Among the entries that follow, tally the lines with the string "this". Give no more than the number.

─── Data to use ───

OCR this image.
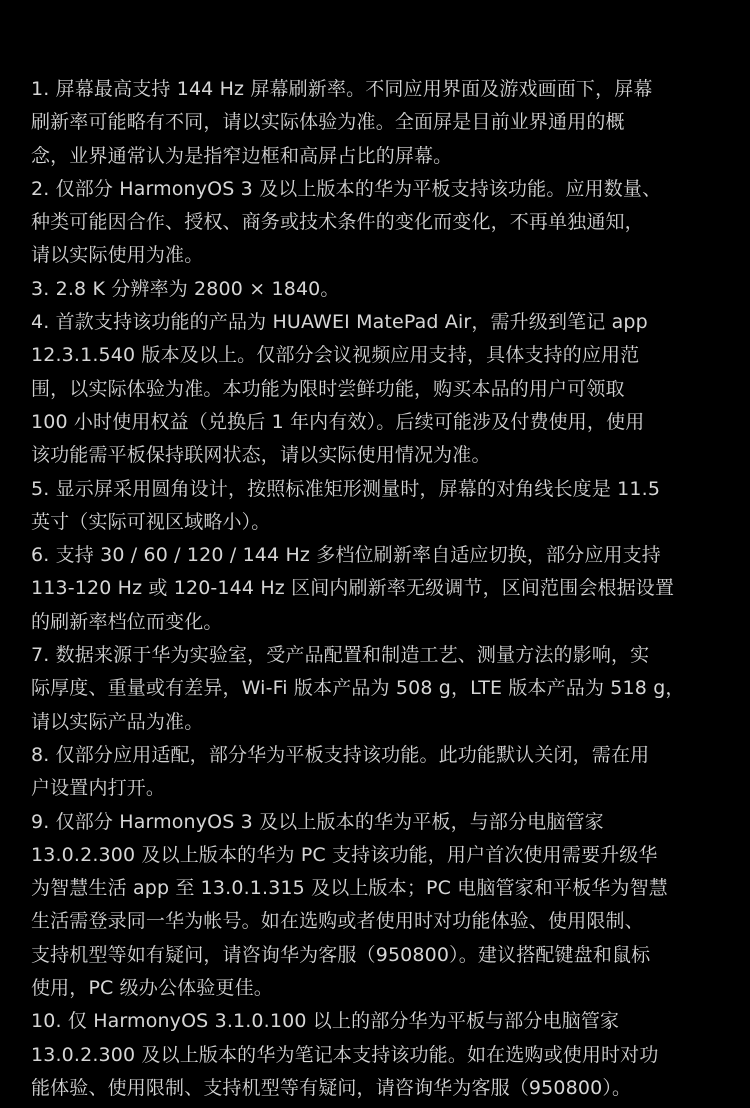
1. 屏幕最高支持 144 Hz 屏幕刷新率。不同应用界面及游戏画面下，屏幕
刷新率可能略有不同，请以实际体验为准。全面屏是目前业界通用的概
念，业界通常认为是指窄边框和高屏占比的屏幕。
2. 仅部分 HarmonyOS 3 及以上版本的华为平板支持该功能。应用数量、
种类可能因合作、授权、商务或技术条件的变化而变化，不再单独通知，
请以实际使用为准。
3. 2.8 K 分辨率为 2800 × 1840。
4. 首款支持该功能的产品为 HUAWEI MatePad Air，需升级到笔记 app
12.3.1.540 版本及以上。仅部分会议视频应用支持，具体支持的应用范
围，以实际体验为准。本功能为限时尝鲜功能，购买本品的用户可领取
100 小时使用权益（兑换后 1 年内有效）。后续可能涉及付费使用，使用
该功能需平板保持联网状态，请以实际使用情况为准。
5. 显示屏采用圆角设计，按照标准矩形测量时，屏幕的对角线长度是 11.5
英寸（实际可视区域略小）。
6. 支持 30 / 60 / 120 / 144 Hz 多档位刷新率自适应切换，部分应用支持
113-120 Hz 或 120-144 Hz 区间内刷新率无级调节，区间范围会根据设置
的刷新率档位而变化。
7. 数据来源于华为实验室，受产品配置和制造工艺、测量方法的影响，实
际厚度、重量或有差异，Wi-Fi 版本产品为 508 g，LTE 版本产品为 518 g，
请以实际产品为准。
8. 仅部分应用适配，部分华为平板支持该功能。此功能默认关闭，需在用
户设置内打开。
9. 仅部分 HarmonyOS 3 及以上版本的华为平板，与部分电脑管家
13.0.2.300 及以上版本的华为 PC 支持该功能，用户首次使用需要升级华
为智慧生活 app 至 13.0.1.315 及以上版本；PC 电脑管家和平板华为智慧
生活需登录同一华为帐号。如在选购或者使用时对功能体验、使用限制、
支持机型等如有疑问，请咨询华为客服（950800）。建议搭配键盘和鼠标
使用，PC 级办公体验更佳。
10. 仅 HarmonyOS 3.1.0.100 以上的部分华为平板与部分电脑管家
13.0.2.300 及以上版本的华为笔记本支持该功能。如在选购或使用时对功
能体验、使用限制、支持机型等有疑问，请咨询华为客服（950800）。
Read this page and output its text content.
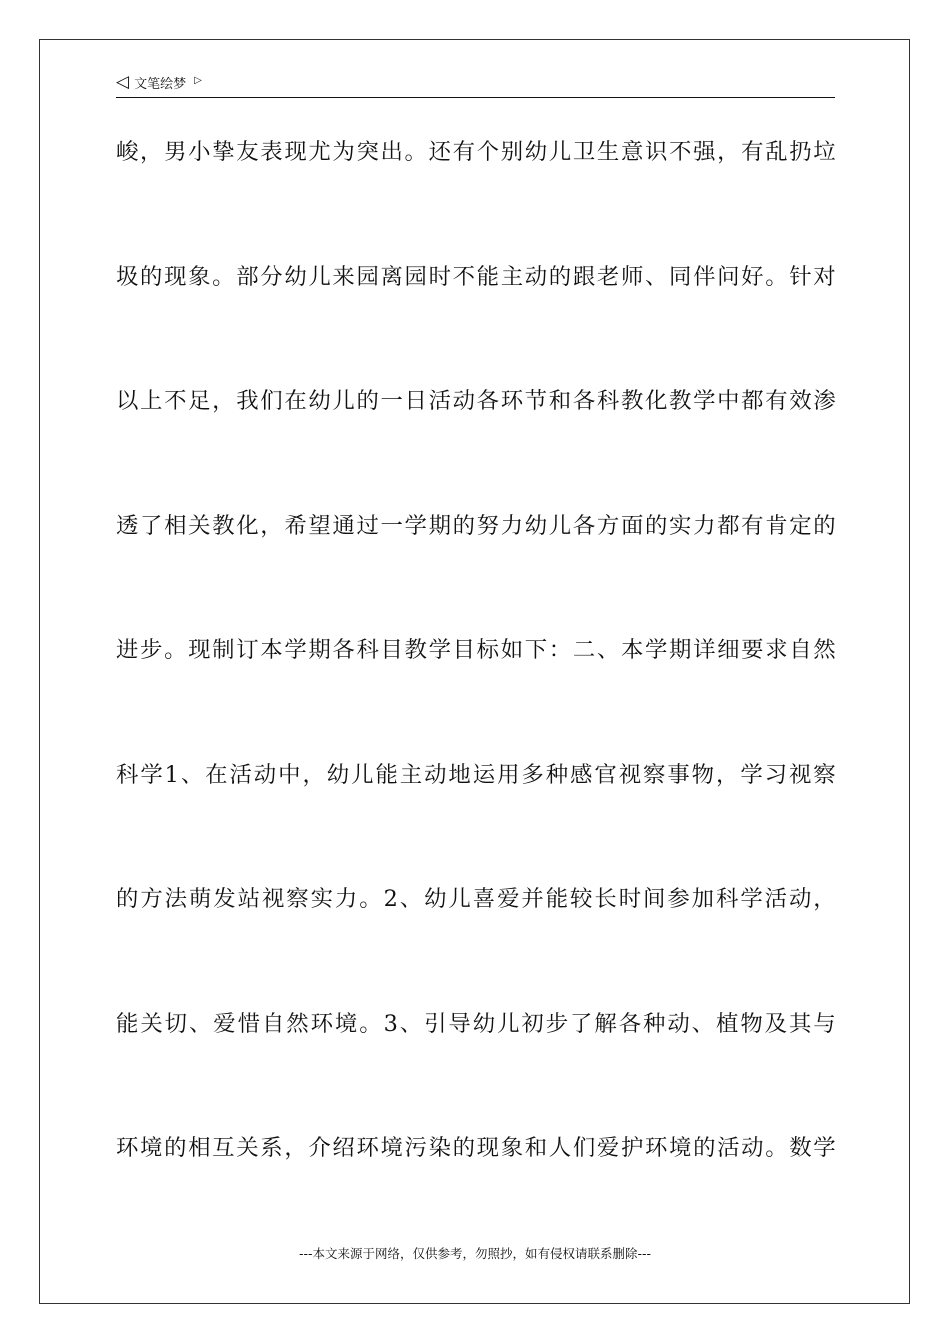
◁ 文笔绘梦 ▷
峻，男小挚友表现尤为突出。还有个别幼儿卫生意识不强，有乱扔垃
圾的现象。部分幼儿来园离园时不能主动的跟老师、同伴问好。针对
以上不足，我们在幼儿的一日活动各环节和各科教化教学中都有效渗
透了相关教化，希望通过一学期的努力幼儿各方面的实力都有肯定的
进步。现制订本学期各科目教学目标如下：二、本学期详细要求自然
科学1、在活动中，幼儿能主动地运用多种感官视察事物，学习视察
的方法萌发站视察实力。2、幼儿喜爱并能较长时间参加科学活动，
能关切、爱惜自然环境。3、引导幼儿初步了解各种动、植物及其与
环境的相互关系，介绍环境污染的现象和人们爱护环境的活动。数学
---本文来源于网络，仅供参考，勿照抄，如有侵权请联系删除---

───

**Answer to the task**
2